**Exercise requirements:** Scan the material and copy every line in which "this" appears.
· · ·
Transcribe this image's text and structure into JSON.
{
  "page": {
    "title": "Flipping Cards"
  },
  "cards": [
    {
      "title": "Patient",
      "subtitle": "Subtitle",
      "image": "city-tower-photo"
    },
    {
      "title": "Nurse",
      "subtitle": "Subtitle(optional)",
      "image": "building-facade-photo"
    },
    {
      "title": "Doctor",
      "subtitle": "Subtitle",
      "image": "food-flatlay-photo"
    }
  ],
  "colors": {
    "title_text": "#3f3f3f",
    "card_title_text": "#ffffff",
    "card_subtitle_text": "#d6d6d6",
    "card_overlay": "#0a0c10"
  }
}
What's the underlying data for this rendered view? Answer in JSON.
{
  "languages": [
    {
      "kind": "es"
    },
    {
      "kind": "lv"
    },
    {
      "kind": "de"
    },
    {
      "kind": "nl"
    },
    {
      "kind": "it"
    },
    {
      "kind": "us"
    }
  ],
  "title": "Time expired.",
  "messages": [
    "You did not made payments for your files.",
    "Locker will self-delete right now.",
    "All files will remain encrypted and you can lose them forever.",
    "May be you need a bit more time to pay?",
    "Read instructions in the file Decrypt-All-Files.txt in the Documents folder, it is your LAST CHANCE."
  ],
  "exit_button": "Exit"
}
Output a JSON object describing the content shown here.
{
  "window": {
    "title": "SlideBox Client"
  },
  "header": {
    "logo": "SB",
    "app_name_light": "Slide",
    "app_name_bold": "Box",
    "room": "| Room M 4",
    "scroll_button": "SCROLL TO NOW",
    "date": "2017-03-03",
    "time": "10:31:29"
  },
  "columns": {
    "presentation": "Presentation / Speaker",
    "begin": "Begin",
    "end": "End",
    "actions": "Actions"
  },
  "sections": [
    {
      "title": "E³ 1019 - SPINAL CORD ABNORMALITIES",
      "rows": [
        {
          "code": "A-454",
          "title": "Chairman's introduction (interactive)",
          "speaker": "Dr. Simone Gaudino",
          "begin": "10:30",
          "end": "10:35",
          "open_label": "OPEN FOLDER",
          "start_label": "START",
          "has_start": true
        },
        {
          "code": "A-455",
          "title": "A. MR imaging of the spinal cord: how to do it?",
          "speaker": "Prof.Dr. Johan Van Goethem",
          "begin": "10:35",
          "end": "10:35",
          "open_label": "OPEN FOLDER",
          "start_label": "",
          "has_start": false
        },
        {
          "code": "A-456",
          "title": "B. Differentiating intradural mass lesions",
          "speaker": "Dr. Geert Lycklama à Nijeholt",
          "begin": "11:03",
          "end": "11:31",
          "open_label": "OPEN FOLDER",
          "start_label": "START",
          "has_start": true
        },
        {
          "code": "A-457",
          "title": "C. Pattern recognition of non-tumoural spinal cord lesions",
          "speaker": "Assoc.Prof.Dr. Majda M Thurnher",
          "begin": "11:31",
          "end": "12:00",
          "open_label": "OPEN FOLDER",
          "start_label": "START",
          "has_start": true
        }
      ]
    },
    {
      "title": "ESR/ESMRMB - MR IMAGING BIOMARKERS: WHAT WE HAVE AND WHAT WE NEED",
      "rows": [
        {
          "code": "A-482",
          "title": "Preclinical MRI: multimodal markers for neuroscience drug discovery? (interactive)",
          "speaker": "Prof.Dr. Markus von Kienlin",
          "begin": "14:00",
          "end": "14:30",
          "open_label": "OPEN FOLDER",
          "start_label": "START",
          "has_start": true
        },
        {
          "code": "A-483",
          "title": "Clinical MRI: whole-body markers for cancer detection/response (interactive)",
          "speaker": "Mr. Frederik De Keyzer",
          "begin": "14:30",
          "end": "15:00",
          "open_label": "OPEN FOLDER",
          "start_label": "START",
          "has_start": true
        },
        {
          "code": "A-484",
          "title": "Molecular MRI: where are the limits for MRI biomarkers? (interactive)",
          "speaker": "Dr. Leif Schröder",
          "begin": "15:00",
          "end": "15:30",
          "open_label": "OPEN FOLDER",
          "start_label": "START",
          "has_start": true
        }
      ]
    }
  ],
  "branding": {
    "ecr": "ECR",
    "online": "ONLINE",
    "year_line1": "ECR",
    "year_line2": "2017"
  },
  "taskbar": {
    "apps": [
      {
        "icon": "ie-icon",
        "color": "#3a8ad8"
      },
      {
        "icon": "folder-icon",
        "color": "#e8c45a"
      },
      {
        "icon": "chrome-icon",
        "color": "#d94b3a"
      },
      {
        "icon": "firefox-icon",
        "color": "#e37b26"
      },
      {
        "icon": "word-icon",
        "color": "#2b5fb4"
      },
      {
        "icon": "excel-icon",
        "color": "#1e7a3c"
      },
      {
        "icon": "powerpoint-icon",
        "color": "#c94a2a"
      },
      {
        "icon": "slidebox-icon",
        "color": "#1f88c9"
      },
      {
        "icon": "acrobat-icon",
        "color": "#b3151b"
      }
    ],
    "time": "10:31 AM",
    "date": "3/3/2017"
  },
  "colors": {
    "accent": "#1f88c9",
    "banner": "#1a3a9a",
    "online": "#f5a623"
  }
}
· · ·
**Exercise solution:**
Transcribe this image's text and structure into JSON.
What's the underlying data for this rendered view? Answer in JSON.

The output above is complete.